■ **Set problem**: Count how many lines contain the word "Jesus". Please give only the number.

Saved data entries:
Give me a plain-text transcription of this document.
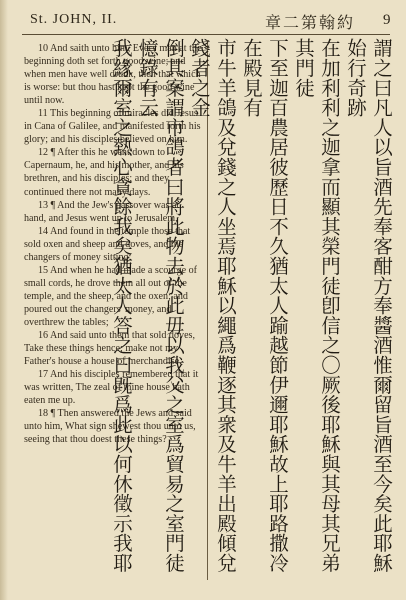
St. JOHN, II.	章二第翰約 9

10 And saith unto him, Every man at the beginning doth set forth good wine; and when men have well drunk, then that which is worse: but thou hast kept the good wine until now.

11 This beginning of miracles did Jesus in Cana of Galilee, and manifested forth his glory; and his disciples believed on him.

12 ¶ After this he went down to Capernaum, he, and his mother, and his brethren, and his disciples; and they continued there not many days.

13 ¶ And the Jew's passover was at hand, and Jesus went up to Jerusalem,

14 And found in the temple those that sold oxen and sheep and doves, and the changers of money sitting:

15 And when he had made a scourge of small cords, he drove them all out of the temple, and the sheep, and the oxen; and poured out the changers' money, and overthrew the tables;

16 And said unto them that sold doves, Take these things hence; make not my Father's house a house of merchandise.

17 And his disciples remembered that it was written, The zeal of thine house hath eaten me up.

18 ¶ Then answered the Jews and said unto him, What sign shewest thou unto us, seeing that thou doest these things?	謂之曰凡人以旨酒先奉客酣方奉醬酒惟爾留旨酒至今矣此耶穌始行奇跡

在加利利之迦拿而顯其榮門徒卽信之〇厥後耶穌與其母其兄弟其門徒

下至迦百農居彼歷日不久猶太人踰越節伊邇耶穌故上耶路撒冷在殿見有

市牛羊鴿及兌錢之人坐焉耶穌以繩爲鞭逐其衆及牛羊出殿傾兌錢者之金

倒其案謂市鴿者曰將此物去於此毋以我父之室爲貿易之室門徒憶錄有云

我緣爾室之熱心貪餘我矣猶太人答之曰旣爲此以何休徵示我耶
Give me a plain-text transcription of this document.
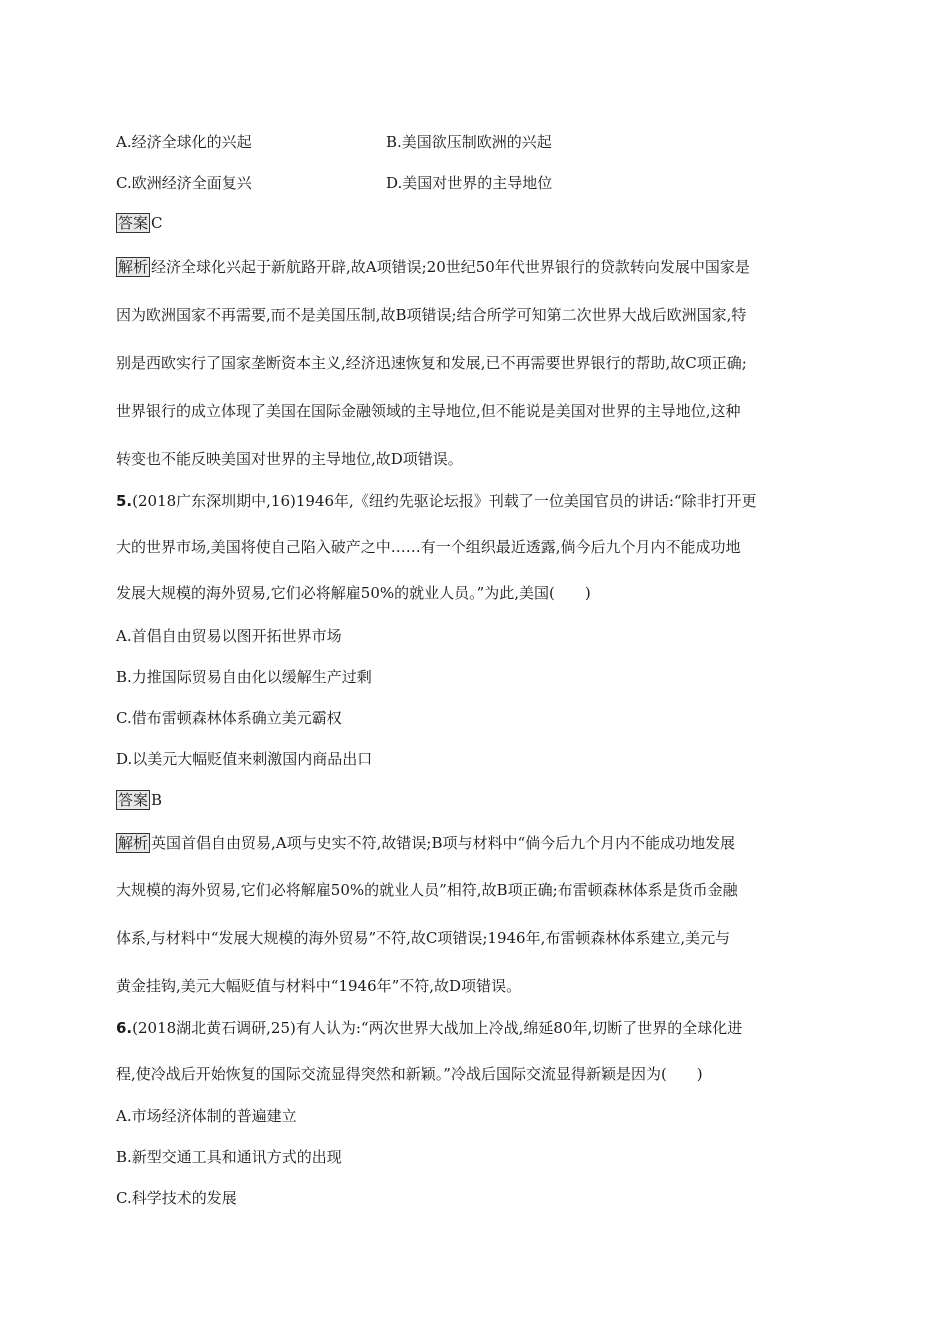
A.经济全球化的兴起	B.美国欲压制欧洲的兴起
C.欧洲经济全面复兴	D.美国对世界的主导地位
答案 C
解析 经济全球化兴起于新航路开辟,故A项错误;20世纪50年代世界银行的贷款转向发展中国家是
因为欧洲国家不再需要,而不是美国压制,故B项错误;结合所学可知第二次世界大战后欧洲国家,特
别是西欧实行了国家垄断资本主义,经济迅速恢复和发展,已不再需要世界银行的帮助,故C项正确;
世界银行的成立体现了美国在国际金融领域的主导地位,但不能说是美国对世界的主导地位,这种
转变也不能反映美国对世界的主导地位,故D项错误。
5.(2018广东深圳期中,16)1946年,《纽约先驱论坛报》刊载了一位美国官员的讲话:“除非打开更
大的世界市场,美国将使自己陷入破产之中……有一个组织最近透露,倘今后九个月内不能成功地
发展大规模的海外贸易,它们必将解雇50%的就业人员。”为此,美国(　　)
A.首倡自由贸易以图开拓世界市场
B.力推国际贸易自由化以缓解生产过剩
C.借布雷顿森林体系确立美元霸权
D.以美元大幅贬值来刺激国内商品出口
答案 B
解析 英国首倡自由贸易,A项与史实不符,故错误;B项与材料中“倘今后九个月内不能成功地发展
大规模的海外贸易,它们必将解雇50%的就业人员”相符,故B项正确;布雷顿森林体系是货币金融
体系,与材料中“发展大规模的海外贸易”不符,故C项错误;1946年,布雷顿森林体系建立,美元与
黄金挂钩,美元大幅贬值与材料中“1946年”不符,故D项错误。
6.(2018湖北黄石调研,25)有人认为:“两次世界大战加上冷战,绵延80年,切断了世界的全球化进
程,使冷战后开始恢复的国际交流显得突然和新颖。”冷战后国际交流显得新颖是因为(　　)
A.市场经济体制的普遍建立
B.新型交通工具和通讯方式的出现
C.科学技术的发展
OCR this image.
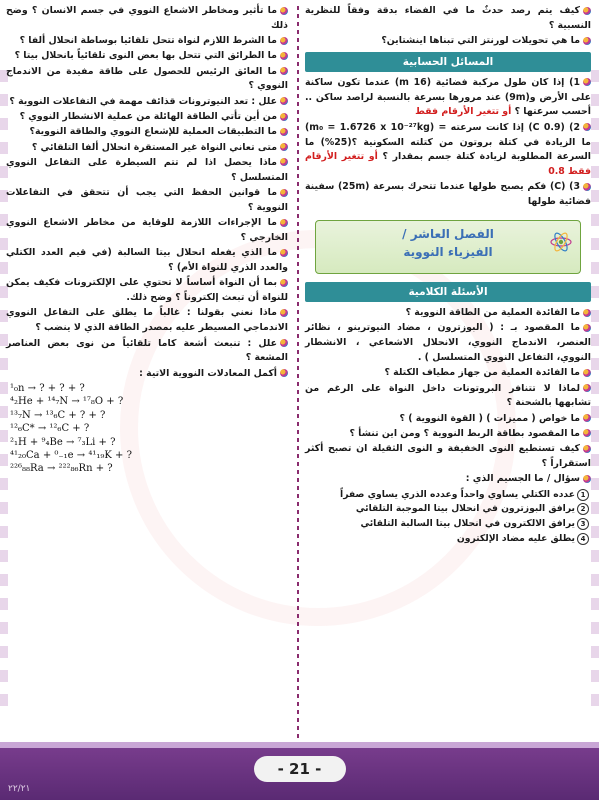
كيف يتم رصد حدثٌ ما في الفضاء بدقة وفقاً للنظرية النسبية ؟
ما هي تحويلات لورنتز التي تبناها اينشتاين؟
المسائل الحسابية
1) إذا كان طول مركبة فضائية (16 m) عندما تكون ساكنة على الأرض و(9m) عند مرورها بسرعة بالنسبة لراصد ساكن .. أحسب سرعتها ؟ أو تتغير الأرقام فقط
2) (C 0.9) إذا كانت سرعته = (m₀ = 1.6726 x 10⁻²⁷kg) ما الزيادة في كتلة بروتون من كتلته السكونية ؟(25%) ما السرعة المطلوبة لزيادة كتلة جسم بمقدار ؟ أو تتغير الأرقام فقط 0.8
3) (C) فكم يصبح طولها عندما تتحرك بسرعة (25m) سفينة فضائية طولها
الفصل العاشر /
الفيزياء النووية
الأسئلة الكلامية
ما الفائدة العملية من الطاقة النووية ؟
ما المقصود بـ : ( البوزترون ، مضاد النيوترينو ، نظائر العنصر، الاندماج النووي، الانحلال الاشعاعي ، الانشطار النووي، التفاعل النووي المتسلسل ) .
ما الفائدة العملية من جهاز مطياف الكتلة ؟
لماذا لا تتنافر البروتونات داخل النواة على الرغم من تشابهها بالشحنة ؟
ما خواص ( مميزات ) ( القوة النووية ) ؟
ما المقصود بطاقة الربط النووية ؟ ومن اين تنشأ ؟
كيف تستطيع النوى الخفيفة و النوى الثقيلة ان تصبح أكثر استقراراً ؟
سؤال / ما الجسيم الذي :
1عدده الكتلي يساوي واحداً وعدده الذري يساوي صفراً
2يرافق البوزترون في انحلال بيتا الموجبة التلقائي
3يرافق الالكترون في انحلال بيتا السالبة التلقائي
4يطلق عليه مضاد الإلكترون
ما تأثير ومخاطر الاشعاع النووي في جسم الانسان ؟ وضح ذلك
ما الشرط اللازم لنواة تتحل تلقائيا بوساطة انحلال ألفا ؟
ما الطرائق التي تتحل بها بعض النوى تلقائياً بانحلال بيتا ؟
ما العائق الرئيس للحصول على طاقة مفيدة من الاندماج النووي ؟
علل : تعد النيوترونات قذائف مهمة في التفاعلات النووية ؟
من أين تأتي الطاقة الهائلة من عملية الانشطار النووي ؟
ما التطبيقات العملية للإشعاع النووي والطاقة النووية؟
متى تعاني النواة غير المستقرة انحلال ألفا التلقائي ؟
ماذا يحصل اذا لم تتم السيطرة على التفاعل النووي المتسلسل ؟
ما قوانين الحفظ التي يجب أن تتحقق في التفاعلات النووية ؟
ما الإجراءات اللازمة للوقاية من مخاطر الاشعاع النووي الخارجي ؟
ما الذي يفعله انحلال بيتا السالبة (في قيم العدد الكتلي والعدد الذري للنواة الأم) ؟
بما أن النواة أساساً لا تحتوي على الإلكترونات فكيف يمكن للنواة أن تبعث إلكتروناً ؟ وضح ذلك.
ماذا نعني بقولنا : غالباً ما يطلق على التفاعل النووي الاندماجي المسيطر عليه بمصدر الطاقة الذي لا ينضب ؟
علل : تنبعث أشعة كاما تلقائياً من نوى بعض العناصر المشعة ؟
أكمل المعادلات النووية الاتية :
¹₀n → ? + ? + ?
⁴₂He + ¹⁴₇N → ¹⁷₈O + ?
¹³₇N → ¹³₆C + ? + ?
¹²₆C* → ¹²₆C + ?
²₁H + ⁹₄Be → ⁷₃Li + ?
⁴¹₂₀Ca + ⁰₋₁e → ⁴¹₁₉K + ?
²²⁶₈₈Ra → ²²²₈₆Rn + ?
- 21 -
٢٢/٢١
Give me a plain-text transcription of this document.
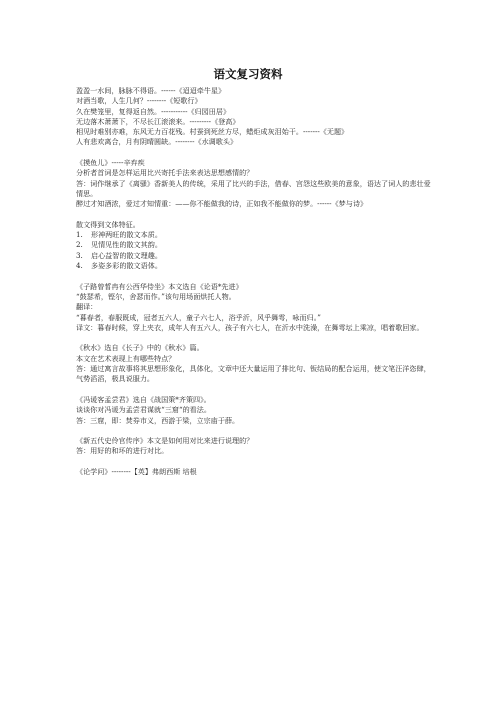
语文复习资料

盈盈一水间，脉脉不得语。------《迢迢牵牛星》

对酒当歌，人生几何？--------《短歌行》

久在樊笼里，复得返自然。-----------《归园田居》

无边落木萧萧下，不尽长江滚滚来。---------《登高》

相见时难别亦难，东风无力百花残。村蚕到死丝方尽，蜡炬成灰泪始干。-------《无题》

人有悲欢离合，月有阴晴圆缺。--------《水调歌头》

《摸鱼儿》-----辛弃疾

分析者首词是怎样运用比兴寄托手法来表达思想感情的？

答：词作继承了《离骚》香新美人的传统，采用了比兴的手法，借春、宫怨这些欧美的意象，语达了词人的悲壮爱情思。

醉过才知酒浓，爱过才知情重：——你不能做我的诗，正如我不能做你的梦。------《梦与诗》

散文得到文体特征。

1. 形神两旺的散文本质。

2. 见情见性的散文其韵。

3. 启心益智的散文理趣。

4. 多姿多彩的散文语体。

《子路曾皙冉有公西华侍坐》本文选自《论语*先进》

“鼓瑟希，铿尔，舍瑟而作。”该句用场面烘托人物。

翻译：

“暮春者，春服既成，冠者五六人，童子六七人，浴乎沂，风乎舞雩，咏而归。”

译文：暮春时候，穿上夹衣，成年人有五六人，孩子有六七人，在沂水中洗澡，在舞雩坛上乘凉，唱着歌回家。

《秋水》选自《长子》中的《秋水》篇。

本文在艺术表现上有哪些特点？

答：通过寓言故事将其思想形象化，具体化，文章中还大量运用了排比句、钣结局的配合运用，使文笔汪洋恣肆，气势滔滔，极具说服力。

《冯谖客孟尝君》选自《战国策*齐策四》。

谈谈你对冯谖为孟尝君谋就“三窟“的看法。

答：三窟，即：焚券市义，西游于梁，立宗庙于薛。

《新五代史伶官传序》本文是如何用对比来进行说理的？

答：用好的和坏的进行对比。

《论学问》--------【英】弗朗西斯 培根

■ **Task answer**: 2